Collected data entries

^^^^^^^^^^^^^^^^

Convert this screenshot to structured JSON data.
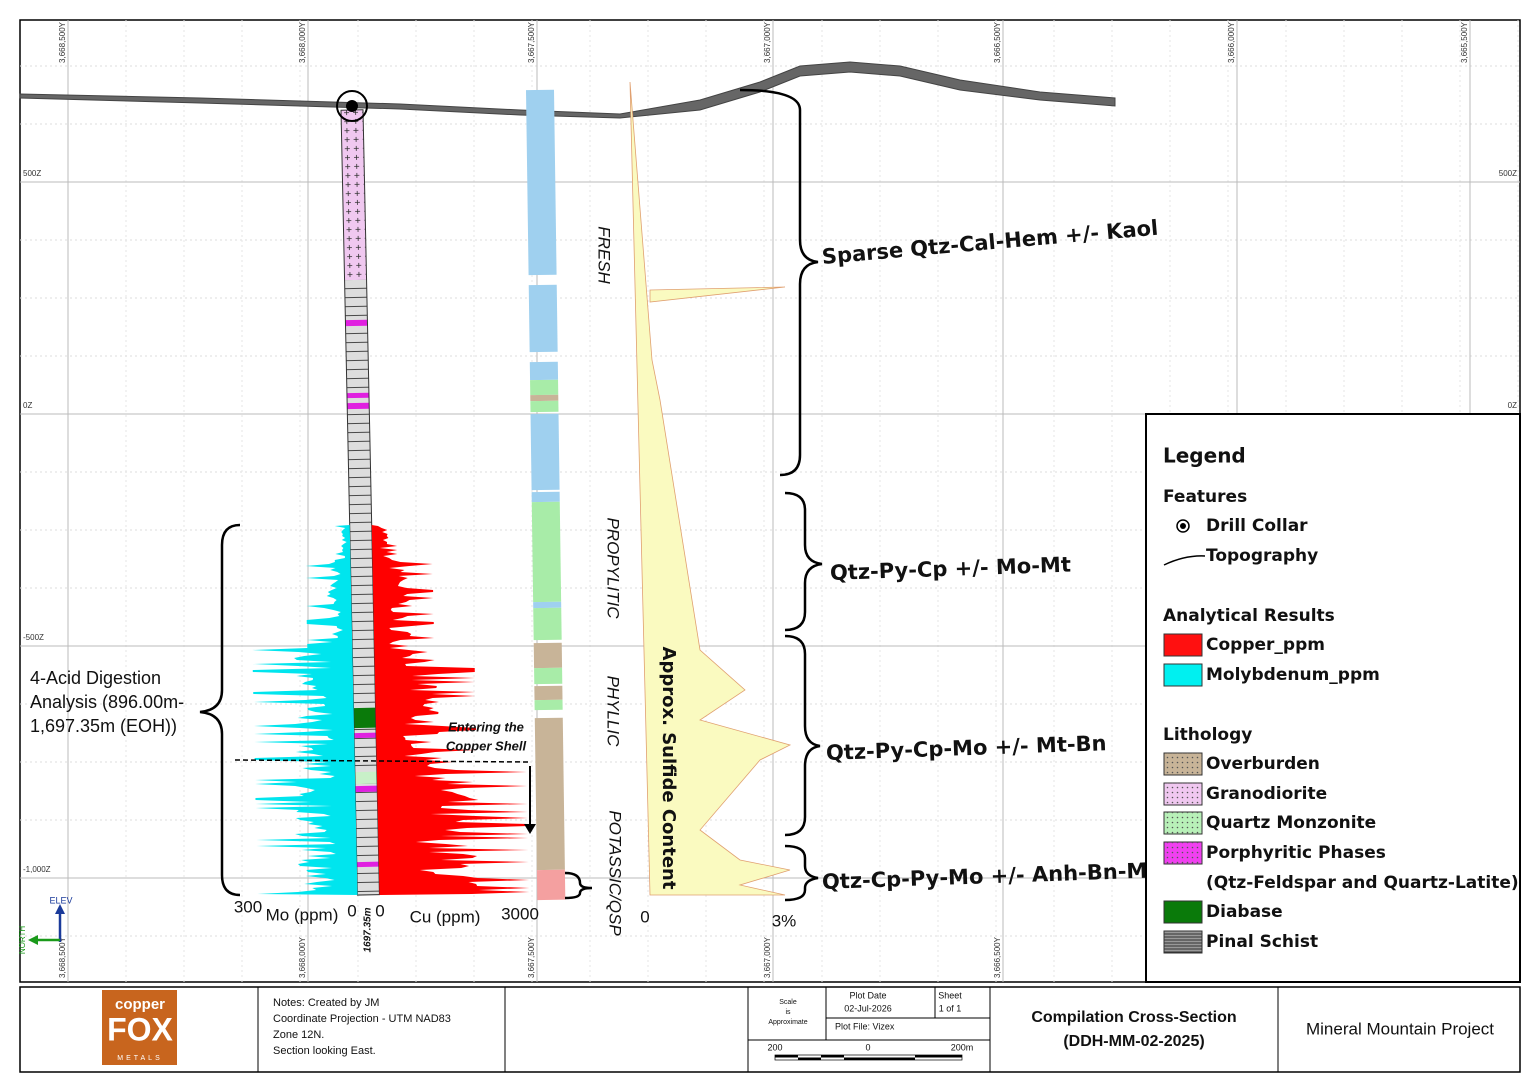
{
  "grid": {
    "top_labels": [
      "3,668,500Y",
      "3,668,000Y",
      "3,667,500Y",
      "3,667,000Y",
      "3,666,500Y",
      "3,666,000Y",
      "3,665,500Y"
    ],
    "bottom_labels": [
      "3,668,500Y",
      "3,668,000Y",
      "3,667,500Y",
      "3,667,000Y",
      "3,666,500Y"
    ],
    "left_labels": [
      "500Z",
      "0Z",
      "-500Z",
      "-1,000Z"
    ],
    "right_labels": [
      "500Z",
      "0Z"
    ]
  },
  "zones": [
    "FRESH",
    "PROPYLITIC",
    "PHYLLIC",
    "POTASSIC/QSP"
  ],
  "sulfide": {
    "label": "Approx. Sulfide Content",
    "min": "0",
    "max": "3%"
  },
  "intervals": [
    "Sparse Qtz-Cal-Hem +/- Kaol",
    "Qtz-Py-Cp +/- Mo-Mt",
    "Qtz-Py-Cp-Mo +/- Mt-Bn",
    "Qtz-Cp-Py-Mo +/- Anh-Bn-Mt"
  ],
  "analysis": {
    "label_lines": [
      "4-Acid Digestion",
      "Analysis (896.00m-",
      "1,697.35m (EOH))"
    ],
    "mo_max": "300",
    "mo_label": "Mo (ppm)",
    "mo_zero": "0",
    "cu_zero": "0",
    "cu_label": "Cu (ppm)",
    "cu_max": "3000",
    "depth": "1697.35m",
    "shell_lines": [
      "Entering the",
      "Copper Shell"
    ]
  },
  "north": {
    "elev": "ELEV",
    "north": "NORTH"
  },
  "legend": {
    "title": "Legend",
    "features_title": "Features",
    "features": [
      "Drill Collar",
      "Topography"
    ],
    "analytical_title": "Analytical Results",
    "analytical": [
      "Copper_ppm",
      "Molybdenum_ppm"
    ],
    "lithology_title": "Lithology",
    "lithology": [
      "Overburden",
      "Granodiorite",
      "Quartz Monzonite",
      "Porphyritic Phases",
      "(Qtz-Feldspar and Quartz-Latite)",
      "Diabase",
      "Pinal Schist"
    ]
  },
  "title_block": {
    "logo": [
      "copper",
      "FOX",
      "METALS"
    ],
    "notes": [
      "Notes: Created by JM",
      "Coordinate Projection - UTM NAD83",
      "Zone 12N.",
      "Section looking East."
    ],
    "scale_note": [
      "Scale",
      "is",
      "Approximate"
    ],
    "plot_date_label": "Plot Date",
    "plot_date": "02-Jul-2026",
    "sheet_label": "Sheet",
    "sheet": "1 of 1",
    "plot_file": "Plot File: Vizex",
    "scale_bar": [
      "200",
      "0",
      "200m"
    ],
    "title_lines": [
      "Compilation Cross-Section",
      "(DDH-MM-02-2025)"
    ],
    "project": "Mineral Mountain Project"
  }
}
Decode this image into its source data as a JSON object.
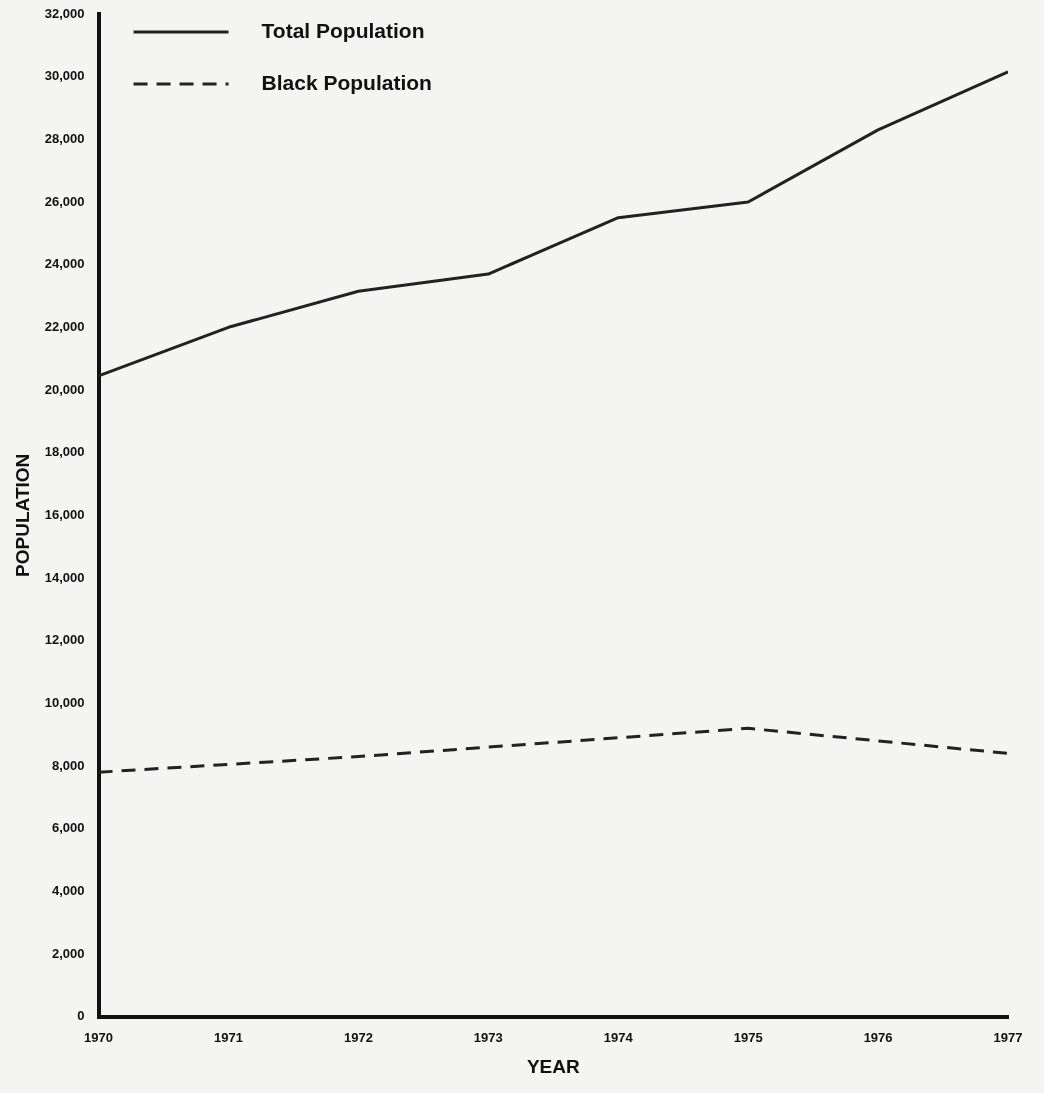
{
  "chart_data": {
    "type": "line",
    "xlabel": "YEAR",
    "ylabel": "POPULATION",
    "x": [
      1970,
      1971,
      1972,
      1973,
      1974,
      1975,
      1976,
      1977
    ],
    "series": [
      {
        "name": "Total Population",
        "color": "#222222",
        "line_style": "solid",
        "values": [
          20450,
          22000,
          23150,
          23700,
          25500,
          26000,
          28300,
          30150
        ]
      },
      {
        "name": "Black Population",
        "color": "#222222",
        "line_style": "dashed",
        "values": [
          7800,
          8050,
          8300,
          8600,
          8900,
          9200,
          8800,
          8400
        ]
      }
    ],
    "xlim": [
      1970,
      1977
    ],
    "xticks": [
      1970,
      1971,
      1972,
      1973,
      1974,
      1975,
      1976,
      1977
    ],
    "ylim": [
      0,
      32000
    ],
    "yticks": [
      {
        "value": 0,
        "label": "0"
      },
      {
        "value": 2000,
        "label": "2,000"
      },
      {
        "value": 4000,
        "label": "4,000"
      },
      {
        "value": 6000,
        "label": "6,000"
      },
      {
        "value": 8000,
        "label": "8,000"
      },
      {
        "value": 10000,
        "label": "10,000"
      },
      {
        "value": 12000,
        "label": "12,000"
      },
      {
        "value": 14000,
        "label": "14,000"
      },
      {
        "value": 16000,
        "label": "16,000"
      },
      {
        "value": 18000,
        "label": "18,000"
      },
      {
        "value": 20000,
        "label": "20,000"
      },
      {
        "value": 22000,
        "label": "22,000"
      },
      {
        "value": 24000,
        "label": "24,000"
      },
      {
        "value": 26000,
        "label": "26,000"
      },
      {
        "value": 28000,
        "label": "28,000"
      },
      {
        "value": 30000,
        "label": "30,000"
      },
      {
        "value": 32000,
        "label": "32,000"
      }
    ],
    "grid": false,
    "legend": "top left",
    "marker": "none"
  }
}
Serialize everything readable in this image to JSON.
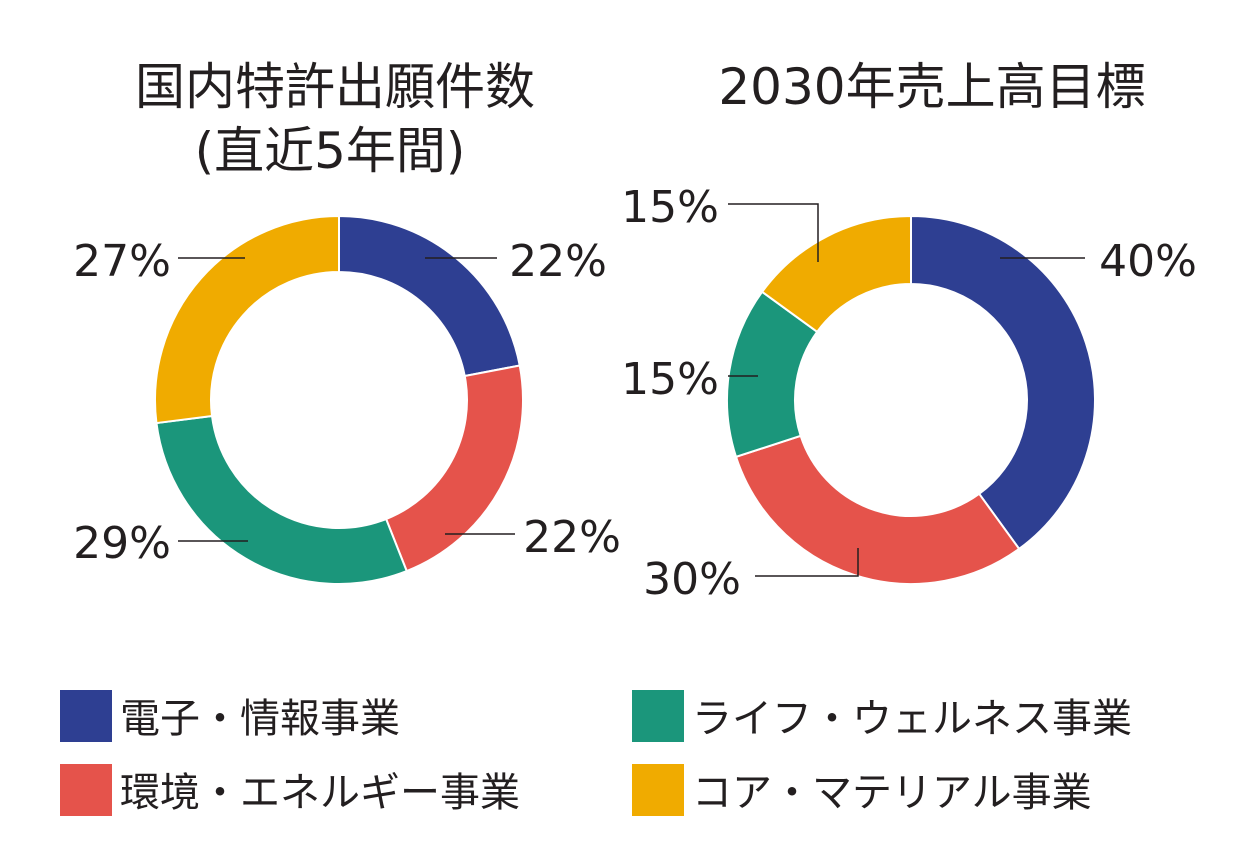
{
  "chart_data": [
    {
      "type": "pie",
      "title": "国内特許出願件数",
      "subtitle": "(直近5年間)",
      "categories": [
        "電子・情報事業",
        "環境・エネルギー事業",
        "ライフ・ウェルネス事業",
        "コア・マテリアル事業"
      ],
      "values": [
        22,
        22,
        29,
        27
      ],
      "labels": [
        "22%",
        "22%",
        "29%",
        "27%"
      ],
      "donut": true
    },
    {
      "type": "pie",
      "title": "2030年売上高目標",
      "categories": [
        "電子・情報事業",
        "環境・エネルギー事業",
        "ライフ・ウェルネス事業",
        "コア・マテリアル事業"
      ],
      "values": [
        40,
        30,
        15,
        15
      ],
      "labels": [
        "40%",
        "30%",
        "15%",
        "15%"
      ],
      "donut": true
    }
  ],
  "legend": {
    "placement": "bottom",
    "items": [
      {
        "label": "電子・情報事業",
        "color": "#2e3f92"
      },
      {
        "label": "ライフ・ウェルネス事業",
        "color": "#1b967b"
      },
      {
        "label": "環境・エネルギー事業",
        "color": "#e5534b"
      },
      {
        "label": "コア・マテリアル事業",
        "color": "#f0ab00"
      }
    ]
  },
  "colors": [
    "#2e3f92",
    "#e5534b",
    "#1b967b",
    "#f0ab00"
  ]
}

^^^^^^^^^^^^^^^^

* _Task requirements_
Beginning at the line that contains "Serialize everything readable", retype each line of the data above through the very last one. Do not retype the pictures.

* _Finished exercise_
Serialize everything readable in this image to JSON.
{
  "chart_data": [
    {
      "type": "pie",
      "title": "国内特許出願件数",
      "subtitle": "(直近5年間)",
      "categories": [
        "電子・情報事業",
        "環境・エネルギー事業",
        "ライフ・ウェルネス事業",
        "コア・マテリアル事業"
      ],
      "values": [
        22,
        22,
        29,
        27
      ],
      "labels": [
        "22%",
        "22%",
        "29%",
        "27%"
      ],
      "donut": true
    },
    {
      "type": "pie",
      "title": "2030年売上高目標",
      "categories": [
        "電子・情報事業",
        "環境・エネルギー事業",
        "ライフ・ウェルネス事業",
        "コア・マテリアル事業"
      ],
      "values": [
        40,
        30,
        15,
        15
      ],
      "labels": [
        "40%",
        "30%",
        "15%",
        "15%"
      ],
      "donut": true
    }
  ],
  "legend": {
    "placement": "bottom",
    "items": [
      {
        "label": "電子・情報事業",
        "color": "#2e3f92"
      },
      {
        "label": "ライフ・ウェルネス事業",
        "color": "#1b967b"
      },
      {
        "label": "環境・エネルギー事業",
        "color": "#e5534b"
      },
      {
        "label": "コア・マテリアル事業",
        "color": "#f0ab00"
      }
    ]
  },
  "colors": [
    "#2e3f92",
    "#e5534b",
    "#1b967b",
    "#f0ab00"
  ]
}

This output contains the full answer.